Sound and Vision: Why Is the World So Obsessed with Lionel Richie Right Now?
posted in: Features • Pop
Life is full of surprises, and sometimes, so is pop music. In recent weeks, it’s recovered its long-dormant ability to shock, or at least catch us off guard with the unlikely hit, or the unexpected comeback.
Several months ago, I never dreamed I would ever ask the question that is the title of this article. It had been more than twenty-five years since Lionel Richie’s commercial heyday, and on the charts, he had been succeeded by younger romantic leads in pop and R&B many times over (Babyface, Usher, Ne-Yo, among others).
Then came one of those surprise developments seldom seen in pop anymore: On Billboard magazine’s Top 200 album chart for the week following the March 26 release of Tuskegee, Richie’s first studio album since 2009’s Just Go (which didn’t make the US Top 20 and failed to go gold), he debuted at No. 2 with first-week sales of 199,000 copies, right behind Madonna’s latest, MDNA.
How did he pull off such a stunning commercial comeback? Did people get confused and think the album was a belated companion piece to Red Tails, the recent feature film about World War II’s Tuskegee Airmen? The out-of-the-box success of Tuskegee probably had more to do with a can’t-miss premise that previously worked for Frank Sinatra, Santana, Ray Charles and Tony Bennett, among others, leading to gold, platinum and Album of the Year GRAMMY Awards. The excellent, time-tested concept: a duets album. Veteran hooks up with fellow icons and newfangled talent on his/her greatest hits and/or brand new tunes.

==*==

### Stated problem A
Reproduce everything in the article from "posted in: Features" down to "the unexpected comeback.".
The article and the listing come from unrelated sources.

### Provided data
==*==

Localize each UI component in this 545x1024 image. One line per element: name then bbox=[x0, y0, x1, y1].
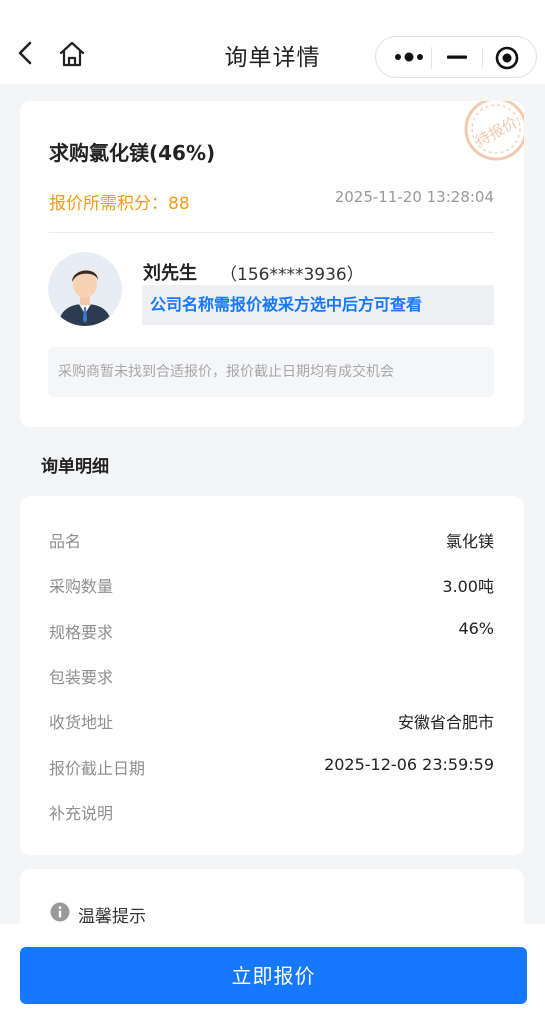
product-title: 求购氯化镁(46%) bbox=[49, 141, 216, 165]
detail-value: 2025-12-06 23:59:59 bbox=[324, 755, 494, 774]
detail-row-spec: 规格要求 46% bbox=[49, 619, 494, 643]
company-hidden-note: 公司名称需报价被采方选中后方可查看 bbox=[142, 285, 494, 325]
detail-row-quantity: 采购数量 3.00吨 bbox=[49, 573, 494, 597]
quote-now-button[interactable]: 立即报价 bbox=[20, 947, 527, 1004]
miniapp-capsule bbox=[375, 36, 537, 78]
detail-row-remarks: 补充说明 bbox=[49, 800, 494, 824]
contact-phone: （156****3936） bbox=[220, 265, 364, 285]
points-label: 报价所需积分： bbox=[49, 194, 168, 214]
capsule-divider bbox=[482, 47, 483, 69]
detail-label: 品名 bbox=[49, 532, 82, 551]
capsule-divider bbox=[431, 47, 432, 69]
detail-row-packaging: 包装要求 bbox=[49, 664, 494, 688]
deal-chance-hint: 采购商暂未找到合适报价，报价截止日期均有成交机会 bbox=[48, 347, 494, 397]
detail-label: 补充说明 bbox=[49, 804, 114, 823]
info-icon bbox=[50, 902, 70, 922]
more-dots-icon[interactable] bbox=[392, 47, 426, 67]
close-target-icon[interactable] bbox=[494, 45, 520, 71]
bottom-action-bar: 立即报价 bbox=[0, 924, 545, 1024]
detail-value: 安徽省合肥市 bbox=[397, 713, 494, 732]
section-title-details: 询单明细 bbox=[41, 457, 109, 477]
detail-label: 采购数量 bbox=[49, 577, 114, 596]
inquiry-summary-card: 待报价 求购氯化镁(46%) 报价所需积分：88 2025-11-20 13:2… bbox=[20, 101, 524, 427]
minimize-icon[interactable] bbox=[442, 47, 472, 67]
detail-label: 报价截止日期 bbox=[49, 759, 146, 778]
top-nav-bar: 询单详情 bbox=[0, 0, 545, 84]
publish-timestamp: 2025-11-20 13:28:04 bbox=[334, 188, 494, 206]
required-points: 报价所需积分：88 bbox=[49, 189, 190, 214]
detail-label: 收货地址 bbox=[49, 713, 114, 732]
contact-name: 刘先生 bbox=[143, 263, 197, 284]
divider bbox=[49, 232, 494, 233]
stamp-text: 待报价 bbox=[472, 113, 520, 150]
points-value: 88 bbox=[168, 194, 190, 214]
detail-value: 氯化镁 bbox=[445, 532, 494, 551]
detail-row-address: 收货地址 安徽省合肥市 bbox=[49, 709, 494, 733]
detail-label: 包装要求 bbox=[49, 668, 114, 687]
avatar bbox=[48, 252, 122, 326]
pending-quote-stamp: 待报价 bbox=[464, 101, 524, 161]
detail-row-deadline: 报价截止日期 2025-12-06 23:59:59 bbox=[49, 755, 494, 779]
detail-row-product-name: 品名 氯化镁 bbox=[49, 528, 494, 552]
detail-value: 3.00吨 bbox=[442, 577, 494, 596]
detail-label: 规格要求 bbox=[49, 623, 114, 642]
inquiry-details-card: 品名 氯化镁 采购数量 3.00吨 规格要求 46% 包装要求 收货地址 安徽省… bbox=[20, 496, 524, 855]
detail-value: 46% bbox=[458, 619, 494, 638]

==*==

### Stated problem B
Report each line of the listing that contains the string "安徽省合肥市".

### Complete output A
posted in: Features • Pop
Life is full of surprises, and sometimes, so is pop music. In recent weeks, it’s recovered its long-dormant ability to shock, or at least catch us off guard with the unlikely hit, or the unexpected comeback.

### Complete output B
detail-value: 安徽省合肥市 bbox=[397, 713, 494, 732]
detail-row-address: 收货地址 安徽省合肥市 bbox=[49, 709, 494, 733]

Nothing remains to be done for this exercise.